Set exercise -
In the material from the line with "What elements are" to the line with "bar-value-label: -0.6% bbox=[182, 398, 194, 427]", switch "bar-value-label" to "data-label" and leave everything else as it is. Return only those lines.

Coordinate annotation records -
** begin **

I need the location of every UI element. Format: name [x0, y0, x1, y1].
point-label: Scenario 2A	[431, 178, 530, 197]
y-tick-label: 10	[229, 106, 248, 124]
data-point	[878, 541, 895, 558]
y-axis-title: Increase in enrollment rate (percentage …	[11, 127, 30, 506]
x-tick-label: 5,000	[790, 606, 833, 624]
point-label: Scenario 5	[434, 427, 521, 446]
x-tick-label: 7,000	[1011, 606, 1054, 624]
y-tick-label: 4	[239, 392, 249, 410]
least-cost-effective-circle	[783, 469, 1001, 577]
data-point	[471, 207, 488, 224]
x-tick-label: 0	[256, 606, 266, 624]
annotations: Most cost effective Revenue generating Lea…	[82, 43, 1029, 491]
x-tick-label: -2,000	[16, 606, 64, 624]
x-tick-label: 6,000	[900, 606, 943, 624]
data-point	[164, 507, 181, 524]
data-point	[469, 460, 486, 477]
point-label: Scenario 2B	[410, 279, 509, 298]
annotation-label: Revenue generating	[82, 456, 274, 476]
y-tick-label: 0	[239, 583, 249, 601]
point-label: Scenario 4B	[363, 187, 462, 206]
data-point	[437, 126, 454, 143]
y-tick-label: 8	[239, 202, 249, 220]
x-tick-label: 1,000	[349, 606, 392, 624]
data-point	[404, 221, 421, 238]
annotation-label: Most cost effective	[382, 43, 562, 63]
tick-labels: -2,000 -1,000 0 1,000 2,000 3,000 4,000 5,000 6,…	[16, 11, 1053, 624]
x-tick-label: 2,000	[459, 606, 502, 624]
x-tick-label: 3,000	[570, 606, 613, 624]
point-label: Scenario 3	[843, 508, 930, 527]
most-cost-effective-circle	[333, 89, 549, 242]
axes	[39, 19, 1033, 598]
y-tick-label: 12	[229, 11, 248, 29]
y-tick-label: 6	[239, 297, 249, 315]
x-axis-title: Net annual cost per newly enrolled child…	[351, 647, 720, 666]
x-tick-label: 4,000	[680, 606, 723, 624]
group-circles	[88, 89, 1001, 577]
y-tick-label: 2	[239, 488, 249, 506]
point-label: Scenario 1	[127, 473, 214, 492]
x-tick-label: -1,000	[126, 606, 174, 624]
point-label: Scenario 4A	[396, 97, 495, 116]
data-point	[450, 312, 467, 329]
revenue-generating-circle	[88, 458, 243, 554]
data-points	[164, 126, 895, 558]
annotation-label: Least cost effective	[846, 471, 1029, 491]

** end **
** begin **

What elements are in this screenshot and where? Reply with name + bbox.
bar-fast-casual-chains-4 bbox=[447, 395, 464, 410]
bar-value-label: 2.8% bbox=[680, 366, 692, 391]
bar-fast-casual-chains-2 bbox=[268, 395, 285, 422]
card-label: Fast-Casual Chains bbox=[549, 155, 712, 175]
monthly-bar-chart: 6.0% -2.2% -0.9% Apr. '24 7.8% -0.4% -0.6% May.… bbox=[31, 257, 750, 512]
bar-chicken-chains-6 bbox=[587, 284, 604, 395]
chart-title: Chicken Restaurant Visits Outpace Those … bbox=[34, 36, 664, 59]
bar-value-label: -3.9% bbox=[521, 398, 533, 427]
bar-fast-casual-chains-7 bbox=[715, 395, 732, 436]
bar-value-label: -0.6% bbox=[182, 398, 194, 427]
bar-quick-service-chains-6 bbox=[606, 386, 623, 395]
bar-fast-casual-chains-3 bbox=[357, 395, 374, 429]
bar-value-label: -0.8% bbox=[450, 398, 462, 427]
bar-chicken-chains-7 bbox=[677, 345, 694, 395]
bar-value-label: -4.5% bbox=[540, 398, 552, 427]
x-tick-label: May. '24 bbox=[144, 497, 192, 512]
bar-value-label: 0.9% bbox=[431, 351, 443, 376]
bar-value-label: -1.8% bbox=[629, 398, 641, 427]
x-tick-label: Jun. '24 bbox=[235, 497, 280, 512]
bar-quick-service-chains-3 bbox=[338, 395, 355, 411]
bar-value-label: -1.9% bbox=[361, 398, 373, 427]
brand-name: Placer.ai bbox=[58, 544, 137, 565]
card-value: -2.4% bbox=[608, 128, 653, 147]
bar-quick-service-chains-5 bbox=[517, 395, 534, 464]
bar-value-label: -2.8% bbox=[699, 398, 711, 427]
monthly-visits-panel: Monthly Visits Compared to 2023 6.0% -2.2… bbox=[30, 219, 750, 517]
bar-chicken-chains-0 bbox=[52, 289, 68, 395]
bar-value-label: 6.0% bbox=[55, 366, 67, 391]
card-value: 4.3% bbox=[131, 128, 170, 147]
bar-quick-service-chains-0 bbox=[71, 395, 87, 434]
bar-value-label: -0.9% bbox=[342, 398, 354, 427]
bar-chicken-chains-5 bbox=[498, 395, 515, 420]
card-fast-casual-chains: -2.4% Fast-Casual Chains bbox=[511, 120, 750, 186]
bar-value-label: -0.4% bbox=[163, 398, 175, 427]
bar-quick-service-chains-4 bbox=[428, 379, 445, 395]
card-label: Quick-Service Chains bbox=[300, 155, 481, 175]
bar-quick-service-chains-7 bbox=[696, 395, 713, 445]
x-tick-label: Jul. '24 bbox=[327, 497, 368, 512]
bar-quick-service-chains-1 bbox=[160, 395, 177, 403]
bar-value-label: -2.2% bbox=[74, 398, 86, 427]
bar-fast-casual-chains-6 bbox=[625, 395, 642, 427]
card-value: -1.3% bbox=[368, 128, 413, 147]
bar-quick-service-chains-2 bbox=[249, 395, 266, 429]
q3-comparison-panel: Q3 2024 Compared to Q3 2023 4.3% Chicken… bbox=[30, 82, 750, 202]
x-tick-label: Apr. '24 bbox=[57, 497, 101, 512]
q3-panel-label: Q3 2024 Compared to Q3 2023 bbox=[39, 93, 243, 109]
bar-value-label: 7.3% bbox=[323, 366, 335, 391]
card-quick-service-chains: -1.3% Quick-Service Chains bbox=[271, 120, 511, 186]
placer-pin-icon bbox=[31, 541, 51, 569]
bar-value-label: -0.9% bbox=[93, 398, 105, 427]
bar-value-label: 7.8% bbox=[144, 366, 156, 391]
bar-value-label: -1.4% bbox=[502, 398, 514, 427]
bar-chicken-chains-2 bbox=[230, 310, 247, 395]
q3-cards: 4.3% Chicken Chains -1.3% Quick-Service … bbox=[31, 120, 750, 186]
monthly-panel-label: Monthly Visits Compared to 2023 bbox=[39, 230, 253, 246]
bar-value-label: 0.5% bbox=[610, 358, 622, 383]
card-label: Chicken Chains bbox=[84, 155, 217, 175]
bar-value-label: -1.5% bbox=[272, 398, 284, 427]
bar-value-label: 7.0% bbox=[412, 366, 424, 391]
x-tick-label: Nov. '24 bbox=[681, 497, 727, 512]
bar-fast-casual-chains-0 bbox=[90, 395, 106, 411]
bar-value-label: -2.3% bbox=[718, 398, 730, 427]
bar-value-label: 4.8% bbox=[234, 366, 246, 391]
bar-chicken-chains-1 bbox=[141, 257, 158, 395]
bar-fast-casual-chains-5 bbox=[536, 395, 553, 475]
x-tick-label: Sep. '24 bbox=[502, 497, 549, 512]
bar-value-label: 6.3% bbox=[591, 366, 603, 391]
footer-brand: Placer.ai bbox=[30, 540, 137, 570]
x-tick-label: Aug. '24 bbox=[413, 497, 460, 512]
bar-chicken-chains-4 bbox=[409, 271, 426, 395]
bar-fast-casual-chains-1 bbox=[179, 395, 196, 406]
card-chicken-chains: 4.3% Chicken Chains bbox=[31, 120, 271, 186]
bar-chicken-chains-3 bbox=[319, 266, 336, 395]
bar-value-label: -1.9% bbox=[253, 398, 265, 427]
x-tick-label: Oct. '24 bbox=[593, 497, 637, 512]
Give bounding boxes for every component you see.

** end **

Problem solution -
What elements are in this screenshot and where? Reply with name + bbox.
bar-fast-casual-chains-4 bbox=[447, 395, 464, 410]
data-label: 2.8% bbox=[680, 366, 692, 391]
bar-fast-casual-chains-2 bbox=[268, 395, 285, 422]
card-label: Fast-Casual Chains bbox=[549, 155, 712, 175]
monthly-bar-chart: 6.0% -2.2% -0.9% Apr. '24 7.8% -0.4% -0.6% May.… bbox=[31, 257, 750, 512]
bar-chicken-chains-6 bbox=[587, 284, 604, 395]
chart-title: Chicken Restaurant Visits Outpace Those … bbox=[34, 36, 664, 59]
data-label: -3.9% bbox=[521, 398, 533, 427]
bar-fast-casual-chains-7 bbox=[715, 395, 732, 436]
data-label: -0.6% bbox=[182, 398, 194, 427]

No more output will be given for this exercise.